---- Source material

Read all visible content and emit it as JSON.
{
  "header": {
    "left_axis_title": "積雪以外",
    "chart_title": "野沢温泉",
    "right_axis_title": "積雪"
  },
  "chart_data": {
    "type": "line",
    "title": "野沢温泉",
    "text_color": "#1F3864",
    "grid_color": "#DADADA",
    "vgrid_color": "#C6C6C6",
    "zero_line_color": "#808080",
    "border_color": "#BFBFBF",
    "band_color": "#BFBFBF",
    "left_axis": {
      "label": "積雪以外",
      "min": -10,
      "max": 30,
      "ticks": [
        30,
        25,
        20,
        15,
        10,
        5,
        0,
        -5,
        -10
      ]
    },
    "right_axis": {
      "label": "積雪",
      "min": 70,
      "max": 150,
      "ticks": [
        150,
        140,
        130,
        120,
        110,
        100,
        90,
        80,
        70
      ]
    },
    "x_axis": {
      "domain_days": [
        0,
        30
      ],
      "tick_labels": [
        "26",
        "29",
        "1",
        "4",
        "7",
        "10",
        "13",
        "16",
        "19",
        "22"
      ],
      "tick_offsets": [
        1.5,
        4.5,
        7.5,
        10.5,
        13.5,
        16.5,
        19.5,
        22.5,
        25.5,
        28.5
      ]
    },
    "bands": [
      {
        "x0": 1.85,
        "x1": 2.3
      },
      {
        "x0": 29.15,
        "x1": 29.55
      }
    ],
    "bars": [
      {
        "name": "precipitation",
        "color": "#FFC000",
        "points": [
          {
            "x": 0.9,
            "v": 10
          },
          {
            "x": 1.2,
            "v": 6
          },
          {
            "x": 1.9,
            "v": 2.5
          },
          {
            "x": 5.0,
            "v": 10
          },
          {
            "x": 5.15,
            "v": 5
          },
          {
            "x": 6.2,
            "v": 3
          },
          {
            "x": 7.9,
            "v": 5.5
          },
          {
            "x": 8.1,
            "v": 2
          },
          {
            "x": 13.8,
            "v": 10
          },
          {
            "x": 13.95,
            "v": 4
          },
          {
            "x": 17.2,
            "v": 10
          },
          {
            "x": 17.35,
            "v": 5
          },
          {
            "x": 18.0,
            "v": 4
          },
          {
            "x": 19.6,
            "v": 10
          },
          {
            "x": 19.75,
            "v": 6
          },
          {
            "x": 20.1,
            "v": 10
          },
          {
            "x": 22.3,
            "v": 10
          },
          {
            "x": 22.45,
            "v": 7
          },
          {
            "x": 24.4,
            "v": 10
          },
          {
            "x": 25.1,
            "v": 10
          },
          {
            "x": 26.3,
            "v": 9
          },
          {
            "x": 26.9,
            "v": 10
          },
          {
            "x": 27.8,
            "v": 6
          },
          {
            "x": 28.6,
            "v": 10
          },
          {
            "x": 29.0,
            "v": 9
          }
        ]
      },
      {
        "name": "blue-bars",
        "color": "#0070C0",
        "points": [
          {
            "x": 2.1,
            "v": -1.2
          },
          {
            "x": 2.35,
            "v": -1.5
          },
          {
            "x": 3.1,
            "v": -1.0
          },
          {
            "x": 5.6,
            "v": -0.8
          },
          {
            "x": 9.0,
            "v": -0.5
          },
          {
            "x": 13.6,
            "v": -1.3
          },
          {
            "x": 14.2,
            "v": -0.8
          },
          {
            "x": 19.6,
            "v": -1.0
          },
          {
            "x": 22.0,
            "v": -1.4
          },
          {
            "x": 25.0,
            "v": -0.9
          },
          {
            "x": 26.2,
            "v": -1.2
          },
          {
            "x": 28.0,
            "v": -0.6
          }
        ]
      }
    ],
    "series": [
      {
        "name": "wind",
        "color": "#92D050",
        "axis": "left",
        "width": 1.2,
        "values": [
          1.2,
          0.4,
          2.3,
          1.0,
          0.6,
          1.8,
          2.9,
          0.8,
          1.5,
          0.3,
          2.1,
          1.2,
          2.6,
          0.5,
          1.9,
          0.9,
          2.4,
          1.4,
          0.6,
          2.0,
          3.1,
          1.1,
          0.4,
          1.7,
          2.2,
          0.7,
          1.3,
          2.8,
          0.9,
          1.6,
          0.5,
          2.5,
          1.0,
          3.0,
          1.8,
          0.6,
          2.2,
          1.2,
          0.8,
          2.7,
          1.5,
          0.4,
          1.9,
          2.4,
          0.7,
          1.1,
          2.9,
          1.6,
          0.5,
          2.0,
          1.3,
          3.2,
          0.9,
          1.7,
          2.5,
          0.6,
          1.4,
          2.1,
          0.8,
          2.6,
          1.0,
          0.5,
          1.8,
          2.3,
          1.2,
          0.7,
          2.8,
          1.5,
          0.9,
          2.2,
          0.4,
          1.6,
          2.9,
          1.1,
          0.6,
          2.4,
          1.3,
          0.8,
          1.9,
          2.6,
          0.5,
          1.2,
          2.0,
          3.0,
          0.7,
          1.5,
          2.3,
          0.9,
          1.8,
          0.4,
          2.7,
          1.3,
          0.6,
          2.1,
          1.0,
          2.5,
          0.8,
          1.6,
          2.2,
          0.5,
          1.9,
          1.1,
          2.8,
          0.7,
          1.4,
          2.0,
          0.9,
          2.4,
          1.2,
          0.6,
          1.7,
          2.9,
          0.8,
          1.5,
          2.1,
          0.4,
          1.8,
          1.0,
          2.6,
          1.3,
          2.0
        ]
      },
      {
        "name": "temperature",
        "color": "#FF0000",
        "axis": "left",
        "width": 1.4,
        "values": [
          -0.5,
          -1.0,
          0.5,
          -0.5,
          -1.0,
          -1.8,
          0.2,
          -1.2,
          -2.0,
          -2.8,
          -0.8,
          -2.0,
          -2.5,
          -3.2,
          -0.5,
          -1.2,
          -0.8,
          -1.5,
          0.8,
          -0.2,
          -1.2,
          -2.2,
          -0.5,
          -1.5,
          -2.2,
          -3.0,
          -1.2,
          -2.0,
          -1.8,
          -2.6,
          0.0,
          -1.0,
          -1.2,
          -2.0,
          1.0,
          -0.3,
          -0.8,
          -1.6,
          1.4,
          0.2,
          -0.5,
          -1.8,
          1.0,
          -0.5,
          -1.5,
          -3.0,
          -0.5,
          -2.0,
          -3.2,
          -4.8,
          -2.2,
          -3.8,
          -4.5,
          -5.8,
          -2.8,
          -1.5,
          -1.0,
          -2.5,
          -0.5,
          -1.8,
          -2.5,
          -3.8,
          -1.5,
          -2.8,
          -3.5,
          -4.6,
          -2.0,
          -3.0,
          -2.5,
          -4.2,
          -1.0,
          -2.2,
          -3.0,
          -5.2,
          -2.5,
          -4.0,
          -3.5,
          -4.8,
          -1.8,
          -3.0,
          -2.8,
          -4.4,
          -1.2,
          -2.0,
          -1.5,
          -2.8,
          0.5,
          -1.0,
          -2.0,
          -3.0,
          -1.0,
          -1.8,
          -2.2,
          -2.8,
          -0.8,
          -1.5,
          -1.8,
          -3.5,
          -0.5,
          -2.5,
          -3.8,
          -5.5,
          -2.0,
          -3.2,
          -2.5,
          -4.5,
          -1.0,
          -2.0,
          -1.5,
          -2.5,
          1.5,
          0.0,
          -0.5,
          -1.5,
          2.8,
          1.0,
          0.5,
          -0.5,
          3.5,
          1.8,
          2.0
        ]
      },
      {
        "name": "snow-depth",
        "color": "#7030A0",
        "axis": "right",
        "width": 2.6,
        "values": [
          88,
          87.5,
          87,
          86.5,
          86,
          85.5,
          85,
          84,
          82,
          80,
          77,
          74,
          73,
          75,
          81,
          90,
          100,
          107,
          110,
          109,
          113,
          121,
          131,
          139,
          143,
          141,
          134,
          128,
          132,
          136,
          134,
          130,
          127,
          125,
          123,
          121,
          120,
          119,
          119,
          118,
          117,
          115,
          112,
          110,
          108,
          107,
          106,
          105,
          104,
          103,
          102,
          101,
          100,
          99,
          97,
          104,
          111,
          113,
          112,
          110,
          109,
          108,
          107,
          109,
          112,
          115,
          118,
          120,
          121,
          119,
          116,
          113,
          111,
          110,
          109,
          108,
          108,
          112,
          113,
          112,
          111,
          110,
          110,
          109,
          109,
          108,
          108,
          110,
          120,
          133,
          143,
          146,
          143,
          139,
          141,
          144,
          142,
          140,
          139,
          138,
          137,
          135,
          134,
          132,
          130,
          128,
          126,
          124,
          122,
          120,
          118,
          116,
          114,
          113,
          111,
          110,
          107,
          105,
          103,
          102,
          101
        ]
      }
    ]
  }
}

--------

Objective: In the lines above, locate the string "name". Copy every line where it occurs.

Exercise result:
        "name": "precipitation",
        "name": "blue-bars",
        "name": "wind",
        "name": "temperature",
        "name": "snow-depth",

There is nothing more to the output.